READING TEXT:
To allow advertisers to specify the race of desired respondents in personal ads may
impede racial integration both practically and symbolically. Practically, when advertisers
seek respondents of the same race, (31) there is a reduced
likelihood of cross-racial interaction. That is, when a white person advertises for a
white companion, there is little chance that the advertisement will result in a
black-white union. In contrast, ads that lack signifiers increase the potential for
black-white interaction; this potential for increased interaction may, in turn, increase
integration both socially and residentially.
Admittedly, the above analysis is hypothetical, and the impact of personal ads on human
behavior is unclear. Racial signifiers may prevent one interracial relation or one hundred
or one thousand. Regardless of their actual effect, however, there is an invidious
symbolic effect. The use of signifiers indicates that race is important enough to the
advertiser to include it in her list of desired characteristics. Such inclusion emphasizes
the significance of race and implicitly condones the notion that race should be relevant
in relationships. (32) The perpetuation of this belief
ensures a racially stratified society. (33)
Racial signifiers do not simply convey the message that race is relevant. Because the
majority of ads that use racial signifiers are those in which advertisers seek members of
the same race, the subtext of this "race is relevant" message is often that
same-race unions are ideal, which in turn perpetuates the belief that whites should be
with whites, blacks with blacks, Asian-Americans with Asian-Americans, and so on. This
vision again reduces potential cross-racial interaction and contributes to increased
racial division. Moreover, this belief is not restricted to the context of intimate
relations, but is replicated in other areas. (34)
C. Perpetuation of the Economic Status Quo
If it is agreed that the use of racial signifiers impedes opportunities for
cross-racial interaction, then this conduct has an economic impact as well as a social
one. Race mixing advances equality of economic opportunity in two distinct ways. First,
because members of minority groups are economically disadvantaged as compared to many
white Americans, (35) it is possible that racial
intermarriage will result in some redistribution of wealth. (36)

EXTRACTED RECORDS:
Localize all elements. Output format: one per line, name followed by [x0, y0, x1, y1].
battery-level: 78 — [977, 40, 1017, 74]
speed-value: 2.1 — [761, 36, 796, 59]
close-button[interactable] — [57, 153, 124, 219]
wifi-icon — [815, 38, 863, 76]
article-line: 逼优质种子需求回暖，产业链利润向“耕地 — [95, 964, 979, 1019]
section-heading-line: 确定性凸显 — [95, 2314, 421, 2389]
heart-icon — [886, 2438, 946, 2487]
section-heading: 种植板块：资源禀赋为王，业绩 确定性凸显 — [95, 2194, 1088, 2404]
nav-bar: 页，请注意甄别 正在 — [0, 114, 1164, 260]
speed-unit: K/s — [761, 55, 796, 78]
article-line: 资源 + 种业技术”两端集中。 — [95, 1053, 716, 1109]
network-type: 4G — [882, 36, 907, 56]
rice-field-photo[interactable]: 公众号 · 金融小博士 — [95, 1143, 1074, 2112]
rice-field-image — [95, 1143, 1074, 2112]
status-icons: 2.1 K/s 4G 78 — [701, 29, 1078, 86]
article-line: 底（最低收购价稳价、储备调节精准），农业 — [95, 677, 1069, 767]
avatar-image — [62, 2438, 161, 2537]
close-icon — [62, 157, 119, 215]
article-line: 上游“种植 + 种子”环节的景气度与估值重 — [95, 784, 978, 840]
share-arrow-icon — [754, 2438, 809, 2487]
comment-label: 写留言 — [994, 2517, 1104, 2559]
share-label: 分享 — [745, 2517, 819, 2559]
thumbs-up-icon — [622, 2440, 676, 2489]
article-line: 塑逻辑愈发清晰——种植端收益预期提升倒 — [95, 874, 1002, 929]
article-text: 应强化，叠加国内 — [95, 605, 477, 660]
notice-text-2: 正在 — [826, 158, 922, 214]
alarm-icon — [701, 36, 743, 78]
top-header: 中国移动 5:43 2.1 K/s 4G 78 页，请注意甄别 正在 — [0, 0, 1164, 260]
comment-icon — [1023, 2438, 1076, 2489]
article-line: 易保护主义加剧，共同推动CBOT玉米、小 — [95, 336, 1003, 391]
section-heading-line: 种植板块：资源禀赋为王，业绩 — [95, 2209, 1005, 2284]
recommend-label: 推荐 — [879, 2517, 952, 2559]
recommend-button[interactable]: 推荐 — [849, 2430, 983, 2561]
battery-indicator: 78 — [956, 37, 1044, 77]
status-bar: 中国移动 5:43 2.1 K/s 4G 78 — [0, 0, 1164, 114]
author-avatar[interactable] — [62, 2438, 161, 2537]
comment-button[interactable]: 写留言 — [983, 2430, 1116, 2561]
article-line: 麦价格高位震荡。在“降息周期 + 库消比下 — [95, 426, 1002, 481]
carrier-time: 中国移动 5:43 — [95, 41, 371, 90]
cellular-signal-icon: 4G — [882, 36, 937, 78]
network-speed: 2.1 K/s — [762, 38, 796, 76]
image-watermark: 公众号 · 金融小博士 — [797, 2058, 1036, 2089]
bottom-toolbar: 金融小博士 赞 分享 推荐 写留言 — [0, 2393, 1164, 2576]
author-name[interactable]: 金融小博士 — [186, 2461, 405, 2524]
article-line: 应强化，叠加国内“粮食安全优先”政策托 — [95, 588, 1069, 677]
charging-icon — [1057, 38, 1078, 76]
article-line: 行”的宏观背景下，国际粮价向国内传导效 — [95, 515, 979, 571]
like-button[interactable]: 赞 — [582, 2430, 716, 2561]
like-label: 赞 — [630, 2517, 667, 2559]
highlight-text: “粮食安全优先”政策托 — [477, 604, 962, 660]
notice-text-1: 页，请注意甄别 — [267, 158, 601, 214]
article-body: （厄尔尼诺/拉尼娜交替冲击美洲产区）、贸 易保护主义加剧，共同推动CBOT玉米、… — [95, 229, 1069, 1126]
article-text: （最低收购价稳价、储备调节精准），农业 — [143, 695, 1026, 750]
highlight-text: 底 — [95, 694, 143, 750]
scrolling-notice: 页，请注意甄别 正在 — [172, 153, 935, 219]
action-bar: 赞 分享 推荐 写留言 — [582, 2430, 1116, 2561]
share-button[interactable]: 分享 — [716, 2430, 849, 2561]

TASKS TO PERFORM:
**a)** Write out the passage on racial signifiers in personal ads word for word. Begin at the words "C. Perpetuation of" and stop after "of wealth. (36)".
**b)** According to the passage on racial signifiers in personal ads, what is often the subtext of the "race is relevant" message?
The data has no connection to the passage on racial signifiers in personal ads.

EXERCISE ANSWERS:
**a)**
C. Perpetuation of the Economic Status Quo
If it is agreed that the use of racial signifiers impedes opportunities for
cross-racial interaction, then this conduct has an economic impact as well as a social
one. Race mixing advances equality of economic opportunity in two distinct ways. First,
because members of minority groups are economically disadvantaged as compared to many
white Americans, (35) it is possible that racial
intermarriage will result in some redistribution of wealth. (36)

**b)** The subtext is often that same-race unions are ideal.